## YOUR GOAL:
The entries below contain pictures. Retype everything except those pictures, exactly as given.

## EXERCISE INPUTS:
......
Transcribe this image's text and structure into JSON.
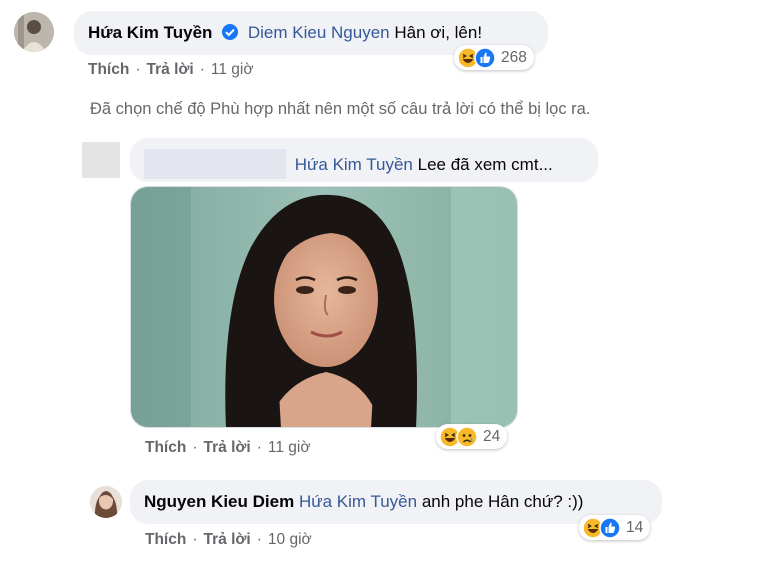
{
  "comment1": {
    "author": "Hứa Kim Tuyền",
    "mention": "Diem Kieu Nguyen",
    "text": "Hân ơi, lên!",
    "reaction_count": "268",
    "actions": {
      "like": "Thích",
      "reply": "Trả lời",
      "time": "11 giờ"
    }
  },
  "filter_notice": "Đã chọn chế độ Phù hợp nhất nên một số câu trả lời có thể bị lọc ra.",
  "reply1": {
    "mention": "Hứa Kim Tuyền",
    "text": "Lee đã xem cmt...",
    "reaction_count": "24",
    "actions": {
      "like": "Thích",
      "reply": "Trả lời",
      "time": "11 giờ"
    }
  },
  "reply2": {
    "author": "Nguyen Kieu Diem",
    "mention": "Hứa Kim Tuyền",
    "text": "anh phe Hân chứ? :))",
    "reaction_count": "14",
    "actions": {
      "like": "Thích",
      "reply": "Trả lời",
      "time": "10 giờ"
    }
  },
  "icons": {
    "verified": "verified-badge-icon",
    "haha": "haha-reaction-icon",
    "like": "like-reaction-icon",
    "sad": "sad-reaction-icon"
  },
  "colors": {
    "link": "#365899",
    "secondary_text": "#65676b",
    "bubble": "#f0f2f5",
    "like_blue": "#1877f2",
    "haha_yellow": "#f7b928"
  }
}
......
## EXPECTED OUTPUT:
Transcribe this image's text and structure into JSON.
{
  "comment1": {
    "author": "Hứa Kim Tuyền",
    "mention": "Diem Kieu Nguyen",
    "text": "Hân ơi, lên!",
    "reaction_count": "268",
    "actions": {
      "like": "Thích",
      "reply": "Trả lời",
      "time": "11 giờ"
    }
  },
  "filter_notice": "Đã chọn chế độ Phù hợp nhất nên một số câu trả lời có thể bị lọc ra.",
  "reply1": {
    "mention": "Hứa Kim Tuyền",
    "text": "Lee đã xem cmt...",
    "reaction_count": "24",
    "actions": {
      "like": "Thích",
      "reply": "Trả lời",
      "time": "11 giờ"
    }
  },
  "reply2": {
    "author": "Nguyen Kieu Diem",
    "mention": "Hứa Kim Tuyền",
    "text": "anh phe Hân chứ? :))",
    "reaction_count": "14",
    "actions": {
      "like": "Thích",
      "reply": "Trả lời",
      "time": "10 giờ"
    }
  },
  "icons": {
    "verified": "verified-badge-icon",
    "haha": "haha-reaction-icon",
    "like": "like-reaction-icon",
    "sad": "sad-reaction-icon"
  },
  "colors": {
    "link": "#365899",
    "secondary_text": "#65676b",
    "bubble": "#f0f2f5",
    "like_blue": "#1877f2",
    "haha_yellow": "#f7b928"
  }
}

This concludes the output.